§ What you will do
Copy out each line of the material below with no changes.

--- BEGIN Stored rows ---

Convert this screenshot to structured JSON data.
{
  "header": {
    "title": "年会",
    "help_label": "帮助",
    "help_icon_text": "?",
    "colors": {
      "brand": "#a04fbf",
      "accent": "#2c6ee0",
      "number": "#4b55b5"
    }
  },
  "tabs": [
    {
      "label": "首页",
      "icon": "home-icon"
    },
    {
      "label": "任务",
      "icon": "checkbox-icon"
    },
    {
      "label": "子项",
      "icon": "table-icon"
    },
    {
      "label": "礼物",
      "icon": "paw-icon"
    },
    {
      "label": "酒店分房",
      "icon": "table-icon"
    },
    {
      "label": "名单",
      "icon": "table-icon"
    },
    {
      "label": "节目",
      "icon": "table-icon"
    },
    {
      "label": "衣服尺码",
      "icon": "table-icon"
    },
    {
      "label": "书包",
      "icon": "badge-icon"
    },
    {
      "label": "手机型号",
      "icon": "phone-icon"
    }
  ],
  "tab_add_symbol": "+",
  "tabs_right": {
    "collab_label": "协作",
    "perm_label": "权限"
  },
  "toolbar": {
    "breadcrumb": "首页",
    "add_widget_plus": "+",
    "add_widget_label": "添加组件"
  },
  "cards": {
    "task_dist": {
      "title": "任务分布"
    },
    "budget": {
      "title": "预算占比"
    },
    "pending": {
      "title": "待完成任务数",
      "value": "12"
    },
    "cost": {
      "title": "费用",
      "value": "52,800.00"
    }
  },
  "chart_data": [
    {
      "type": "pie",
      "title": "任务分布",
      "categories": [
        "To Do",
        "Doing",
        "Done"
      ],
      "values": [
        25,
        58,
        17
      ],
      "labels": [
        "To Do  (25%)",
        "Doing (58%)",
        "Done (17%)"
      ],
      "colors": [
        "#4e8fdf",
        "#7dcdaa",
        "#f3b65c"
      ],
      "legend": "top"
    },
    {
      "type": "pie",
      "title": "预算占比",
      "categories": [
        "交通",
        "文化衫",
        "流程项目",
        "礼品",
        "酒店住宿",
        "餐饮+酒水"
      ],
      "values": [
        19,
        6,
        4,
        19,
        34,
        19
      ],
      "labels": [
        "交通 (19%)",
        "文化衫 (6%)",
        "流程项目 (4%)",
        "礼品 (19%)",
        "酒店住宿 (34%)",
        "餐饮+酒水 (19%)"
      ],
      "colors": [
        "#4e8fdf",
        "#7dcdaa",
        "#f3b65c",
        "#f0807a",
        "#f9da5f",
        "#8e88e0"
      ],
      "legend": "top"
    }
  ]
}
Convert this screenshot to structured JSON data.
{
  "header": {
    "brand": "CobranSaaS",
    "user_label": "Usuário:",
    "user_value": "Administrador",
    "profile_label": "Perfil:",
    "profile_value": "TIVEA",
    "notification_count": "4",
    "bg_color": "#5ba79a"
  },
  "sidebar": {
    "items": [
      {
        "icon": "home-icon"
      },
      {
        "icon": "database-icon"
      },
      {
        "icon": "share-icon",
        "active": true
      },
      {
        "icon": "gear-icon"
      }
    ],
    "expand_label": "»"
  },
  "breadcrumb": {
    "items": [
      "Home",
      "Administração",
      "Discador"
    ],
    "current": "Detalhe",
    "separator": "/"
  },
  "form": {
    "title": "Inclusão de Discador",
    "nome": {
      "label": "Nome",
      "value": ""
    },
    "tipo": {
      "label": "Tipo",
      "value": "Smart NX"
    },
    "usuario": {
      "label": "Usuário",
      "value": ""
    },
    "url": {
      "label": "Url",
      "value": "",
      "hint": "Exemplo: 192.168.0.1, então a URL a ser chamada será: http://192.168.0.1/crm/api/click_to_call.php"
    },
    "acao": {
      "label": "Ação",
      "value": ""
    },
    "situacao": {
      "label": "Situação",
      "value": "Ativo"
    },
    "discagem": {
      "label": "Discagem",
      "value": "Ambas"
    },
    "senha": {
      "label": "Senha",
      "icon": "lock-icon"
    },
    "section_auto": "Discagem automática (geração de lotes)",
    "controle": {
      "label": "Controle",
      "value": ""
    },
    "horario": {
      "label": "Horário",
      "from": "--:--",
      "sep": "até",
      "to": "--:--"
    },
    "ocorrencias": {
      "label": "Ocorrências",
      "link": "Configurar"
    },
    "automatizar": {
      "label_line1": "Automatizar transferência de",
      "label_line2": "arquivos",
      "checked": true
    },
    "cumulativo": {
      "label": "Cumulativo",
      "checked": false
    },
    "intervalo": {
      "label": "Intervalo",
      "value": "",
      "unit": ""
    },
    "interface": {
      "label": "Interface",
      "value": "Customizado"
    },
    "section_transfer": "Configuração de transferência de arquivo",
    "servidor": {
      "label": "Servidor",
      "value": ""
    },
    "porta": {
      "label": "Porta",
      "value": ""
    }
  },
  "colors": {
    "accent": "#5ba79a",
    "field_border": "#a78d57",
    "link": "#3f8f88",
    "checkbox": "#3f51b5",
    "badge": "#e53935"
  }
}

--- END Stored rows ---

§ Response to the task
Convert this screenshot to structured JSON data.
{
  "header": {
    "title": "年会",
    "help_label": "帮助",
    "help_icon_text": "?",
    "colors": {
      "brand": "#a04fbf",
      "accent": "#2c6ee0",
      "number": "#4b55b5"
    }
  },
  "tabs": [
    {
      "label": "首页",
      "icon": "home-icon"
    },
    {
      "label": "任务",
      "icon": "checkbox-icon"
    },
    {
      "label": "子项",
      "icon": "table-icon"
    },
    {
      "label": "礼物",
      "icon": "paw-icon"
    },
    {
      "label": "酒店分房",
      "icon": "table-icon"
    },
    {
      "label": "名单",
      "icon": "table-icon"
    },
    {
      "label": "节目",
      "icon": "table-icon"
    },
    {
      "label": "衣服尺码",
      "icon": "table-icon"
    },
    {
      "label": "书包",
      "icon": "badge-icon"
    },
    {
      "label": "手机型号",
      "icon": "phone-icon"
    }
  ],
  "tab_add_symbol": "+",
  "tabs_right": {
    "collab_label": "协作",
    "perm_label": "权限"
  },
  "toolbar": {
    "breadcrumb": "首页",
    "add_widget_plus": "+",
    "add_widget_label": "添加组件"
  },
  "cards": {
    "task_dist": {
      "title": "任务分布"
    },
    "budget": {
      "title": "预算占比"
    },
    "pending": {
      "title": "待完成任务数",
      "value": "12"
    },
    "cost": {
      "title": "费用",
      "value": "52,800.00"
    }
  },
  "chart_data": [
    {
      "type": "pie",
      "title": "任务分布",
      "categories": [
        "To Do",
        "Doing",
        "Done"
      ],
      "values": [
        25,
        58,
        17
      ],
      "labels": [
        "To Do  (25%)",
        "Doing (58%)",
        "Done (17%)"
      ],
      "colors": [
        "#4e8fdf",
        "#7dcdaa",
        "#f3b65c"
      ],
      "legend": "top"
    },
    {
      "type": "pie",
      "title": "预算占比",
      "categories": [
        "交通",
        "文化衫",
        "流程项目",
        "礼品",
        "酒店住宿",
        "餐饮+酒水"
      ],
      "values": [
        19,
        6,
        4,
        19,
        34,
        19
      ],
      "labels": [
        "交通 (19%)",
        "文化衫 (6%)",
        "流程项目 (4%)",
        "礼品 (19%)",
        "酒店住宿 (34%)",
        "餐饮+酒水 (19%)"
      ],
      "colors": [
        "#4e8fdf",
        "#7dcdaa",
        "#f3b65c",
        "#f0807a",
        "#f9da5f",
        "#8e88e0"
      ],
      "legend": "top"
    }
  ]
}
Convert this screenshot to structured JSON data.
{
  "header": {
    "brand": "CobranSaaS",
    "user_label": "Usuário:",
    "user_value": "Administrador",
    "profile_label": "Perfil:",
    "profile_value": "TIVEA",
    "notification_count": "4",
    "bg_color": "#5ba79a"
  },
  "sidebar": {
    "items": [
      {
        "icon": "home-icon"
      },
      {
        "icon": "database-icon"
      },
      {
        "icon": "share-icon",
        "active": true
      },
      {
        "icon": "gear-icon"
      }
    ],
    "expand_label": "»"
  },
  "breadcrumb": {
    "items": [
      "Home",
      "Administração",
      "Discador"
    ],
    "current": "Detalhe",
    "separator": "/"
  },
  "form": {
    "title": "Inclusão de Discador",
    "nome": {
      "label": "Nome",
      "value": ""
    },
    "tipo": {
      "label": "Tipo",
      "value": "Smart NX"
    },
    "usuario": {
      "label": "Usuário",
      "value": ""
    },
    "url": {
      "label": "Url",
      "value": "",
      "hint": "Exemplo: 192.168.0.1, então a URL a ser chamada será: http://192.168.0.1/crm/api/click_to_call.php"
    },
    "acao": {
      "label": "Ação",
      "value": ""
    },
    "situacao": {
      "label": "Situação",
      "value": "Ativo"
    },
    "discagem": {
      "label": "Discagem",
      "value": "Ambas"
    },
    "senha": {
      "label": "Senha",
      "icon": "lock-icon"
    },
    "section_auto": "Discagem automática (geração de lotes)",
    "controle": {
      "label": "Controle",
      "value": ""
    },
    "horario": {
      "label": "Horário",
      "from": "--:--",
      "sep": "até",
      "to": "--:--"
    },
    "ocorrencias": {
      "label": "Ocorrências",
      "link": "Configurar"
    },
    "automatizar": {
      "label_line1": "Automatizar transferência de",
      "label_line2": "arquivos",
      "checked": true
    },
    "cumulativo": {
      "label": "Cumulativo",
      "checked": false
    },
    "intervalo": {
      "label": "Intervalo",
      "value": "",
      "unit": ""
    },
    "interface": {
      "label": "Interface",
      "value": "Customizado"
    },
    "section_transfer": "Configuração de transferência de arquivo",
    "servidor": {
      "label": "Servidor",
      "value": ""
    },
    "porta": {
      "label": "Porta",
      "value": ""
    }
  },
  "colors": {
    "accent": "#5ba79a",
    "field_border": "#a78d57",
    "link": "#3f8f88",
    "checkbox": "#3f51b5",
    "badge": "#e53935"
  }
}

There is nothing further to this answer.